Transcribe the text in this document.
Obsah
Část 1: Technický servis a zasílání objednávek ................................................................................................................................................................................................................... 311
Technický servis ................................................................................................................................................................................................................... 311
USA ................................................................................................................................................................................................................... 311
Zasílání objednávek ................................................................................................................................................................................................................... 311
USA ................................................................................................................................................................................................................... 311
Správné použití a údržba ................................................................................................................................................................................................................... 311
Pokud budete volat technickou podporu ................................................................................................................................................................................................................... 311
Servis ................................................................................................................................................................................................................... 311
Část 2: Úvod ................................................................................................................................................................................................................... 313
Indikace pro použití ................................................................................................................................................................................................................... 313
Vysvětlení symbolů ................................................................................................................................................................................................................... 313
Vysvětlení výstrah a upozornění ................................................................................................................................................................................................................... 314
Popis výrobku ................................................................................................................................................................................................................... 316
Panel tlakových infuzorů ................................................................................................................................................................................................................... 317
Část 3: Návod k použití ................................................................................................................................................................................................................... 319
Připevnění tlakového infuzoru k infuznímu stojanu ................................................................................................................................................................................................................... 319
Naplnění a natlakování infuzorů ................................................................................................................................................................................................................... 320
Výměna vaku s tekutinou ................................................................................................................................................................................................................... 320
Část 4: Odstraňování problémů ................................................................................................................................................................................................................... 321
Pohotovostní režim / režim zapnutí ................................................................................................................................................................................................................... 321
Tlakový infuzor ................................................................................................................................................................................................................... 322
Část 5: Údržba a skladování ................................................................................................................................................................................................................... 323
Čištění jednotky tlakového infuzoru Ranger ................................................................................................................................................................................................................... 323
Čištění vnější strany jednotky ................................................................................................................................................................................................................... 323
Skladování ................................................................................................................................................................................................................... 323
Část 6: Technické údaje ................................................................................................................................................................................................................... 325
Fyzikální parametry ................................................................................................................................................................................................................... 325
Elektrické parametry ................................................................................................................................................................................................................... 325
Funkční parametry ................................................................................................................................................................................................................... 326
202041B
= = = =
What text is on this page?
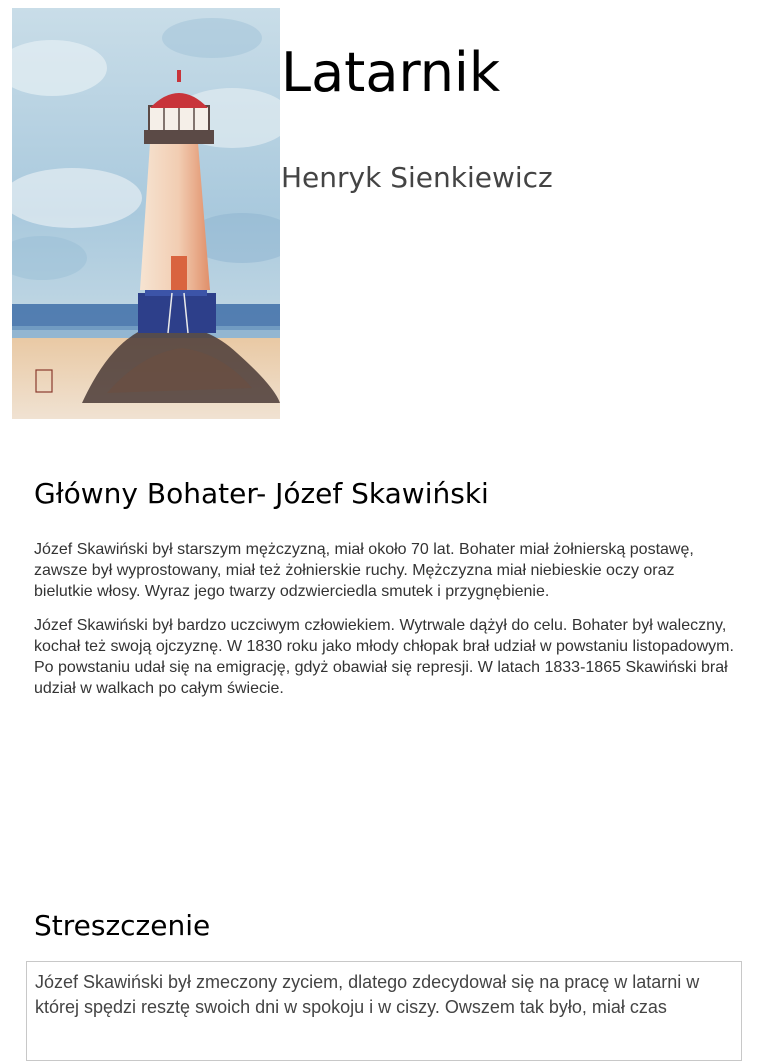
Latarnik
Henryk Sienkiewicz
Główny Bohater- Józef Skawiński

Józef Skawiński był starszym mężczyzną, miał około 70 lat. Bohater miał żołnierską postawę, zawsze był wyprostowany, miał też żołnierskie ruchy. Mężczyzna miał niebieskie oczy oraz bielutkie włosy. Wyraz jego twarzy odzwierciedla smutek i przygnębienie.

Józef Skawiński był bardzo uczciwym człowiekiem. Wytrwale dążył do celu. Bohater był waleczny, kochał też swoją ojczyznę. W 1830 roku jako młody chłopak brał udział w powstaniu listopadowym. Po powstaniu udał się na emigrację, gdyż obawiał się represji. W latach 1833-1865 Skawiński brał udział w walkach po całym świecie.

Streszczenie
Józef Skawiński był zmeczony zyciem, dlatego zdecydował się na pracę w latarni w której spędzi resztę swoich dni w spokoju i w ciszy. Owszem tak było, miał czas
= = = =
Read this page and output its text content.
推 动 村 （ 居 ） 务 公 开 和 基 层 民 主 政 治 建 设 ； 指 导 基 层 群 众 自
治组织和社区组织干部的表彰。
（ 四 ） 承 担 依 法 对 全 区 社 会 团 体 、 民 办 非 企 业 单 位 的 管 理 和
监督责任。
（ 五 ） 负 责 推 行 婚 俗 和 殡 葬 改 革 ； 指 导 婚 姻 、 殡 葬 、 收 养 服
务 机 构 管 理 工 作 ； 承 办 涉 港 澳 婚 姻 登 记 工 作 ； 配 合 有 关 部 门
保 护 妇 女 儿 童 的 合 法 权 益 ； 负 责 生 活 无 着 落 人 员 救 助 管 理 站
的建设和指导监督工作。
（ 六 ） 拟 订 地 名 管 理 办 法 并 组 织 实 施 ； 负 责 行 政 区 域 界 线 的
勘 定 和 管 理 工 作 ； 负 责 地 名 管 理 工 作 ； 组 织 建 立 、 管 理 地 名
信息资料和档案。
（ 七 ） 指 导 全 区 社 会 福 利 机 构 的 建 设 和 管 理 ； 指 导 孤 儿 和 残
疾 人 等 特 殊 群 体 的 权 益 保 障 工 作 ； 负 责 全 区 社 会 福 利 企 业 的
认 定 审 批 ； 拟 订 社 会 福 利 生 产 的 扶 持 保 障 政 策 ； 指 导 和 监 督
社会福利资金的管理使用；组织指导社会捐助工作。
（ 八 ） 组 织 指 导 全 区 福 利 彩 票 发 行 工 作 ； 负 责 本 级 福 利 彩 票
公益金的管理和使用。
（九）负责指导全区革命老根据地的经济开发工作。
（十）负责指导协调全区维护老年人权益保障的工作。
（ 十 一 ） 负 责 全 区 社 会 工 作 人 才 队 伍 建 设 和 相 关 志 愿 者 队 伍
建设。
= = = =
PROBLEM TO SOLVE
Provide the number of lines containing the string "miał", with no other output.

WRITTEN RESPONSE
2